— start Records shown —
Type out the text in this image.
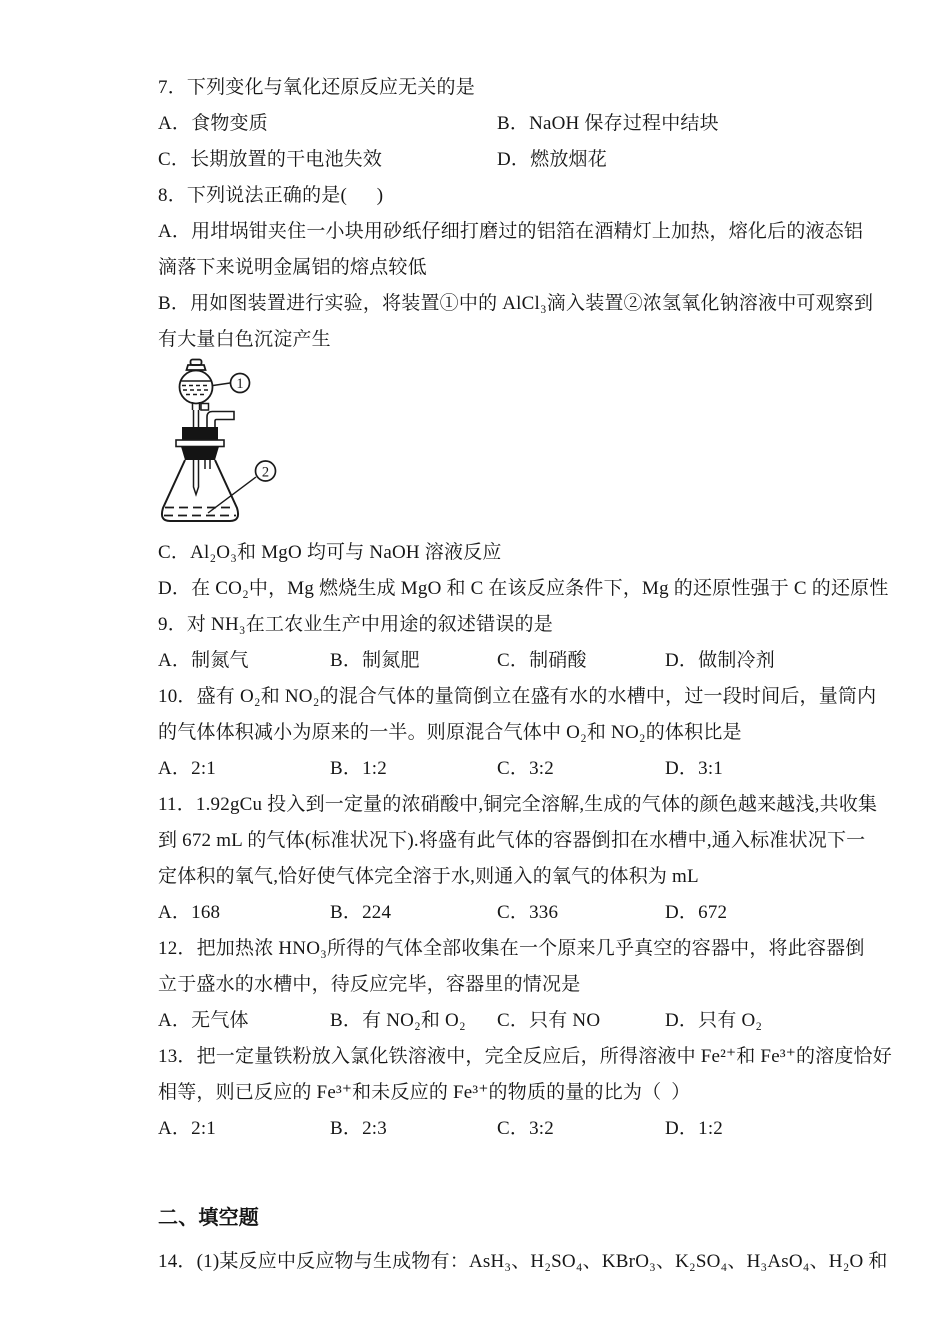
7．下列变化与氧化还原反应无关的是

A．食物变质

	B．NaOH 保存过程中结块

C．长期放置的干电池失效

	D．燃放烟花

8．下列说法正确的是(      )
A．用坩埚钳夹住一小块用砂纸仔细打磨过的铝箔在酒精灯上加热，熔化后的液态铝
滴落下来说明金属铝的熔点较低
B．用如图装置进行实验，将装置①中的 AlCl₃滴入装置②浓氢氧化钠溶液中可观察到
有大量白色沉淀产生
1
2
C．Al₂O₃和 MgO 均可与 NaOH 溶液反应
D．在 CO₂中，Mg 燃烧生成 MgO 和 C 在该反应条件下，Mg 的还原性强于 C 的还原性
9．对 NH₃在工农业生产中用途的叙述错误的是

A．制氮气

	B．制氮肥

	C．制硝酸

	D．做制冷剂

10．盛有 O₂和 NO₂的混合气体的量筒倒立在盛有水的水槽中，过一段时间后，量筒内
的气体体积减小为原来的一半。则原混合气体中 O₂和 NO₂的体积比是

A．2:1

	B．1:2

	C．3:2

	D．3:1

11．1.92gCu 投入到一定量的浓硝酸中,铜完全溶解,生成的气体的颜色越来越浅,共收集
到 672 mL 的气体(标准状况下).将盛有此气体的容器倒扣在水槽中,通入标准状况下一
定体积的氧气,恰好使气体完全溶于水,则通入的氧气的体积为 mL

A．168

	B．224

	C．336

	D．672

12．把加热浓 HNO₃所得的气体全部收集在一个原来几乎真空的容器中，将此容器倒
立于盛水的水槽中，待反应完毕，容器里的情况是

A．无气体

	B．有 NO₂和 O₂

C．只有 NO

	D．只有 O₂

13．把一定量铁粉放入氯化铁溶液中，完全反应后，所得溶液中 Fe²⁺和 Fe³⁺的溶度恰好
相等，则已反应的 Fe³⁺和未反应的 Fe³⁺的物质的量的比为（  ）

A．2:1

	B．2:3

	C．3:2

	D．1:2

二、填空题
14．(1)某反应中反应物与生成物有：AsH₃、H₂SO₄、KBrO₃、K₂SO₄、H₃AsO₄、H₂O 和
— end Records shown —
■ What you have to do:
Report how many lines in these entries contain "NaOH". Answer with the number only.

■ Response to this task:
2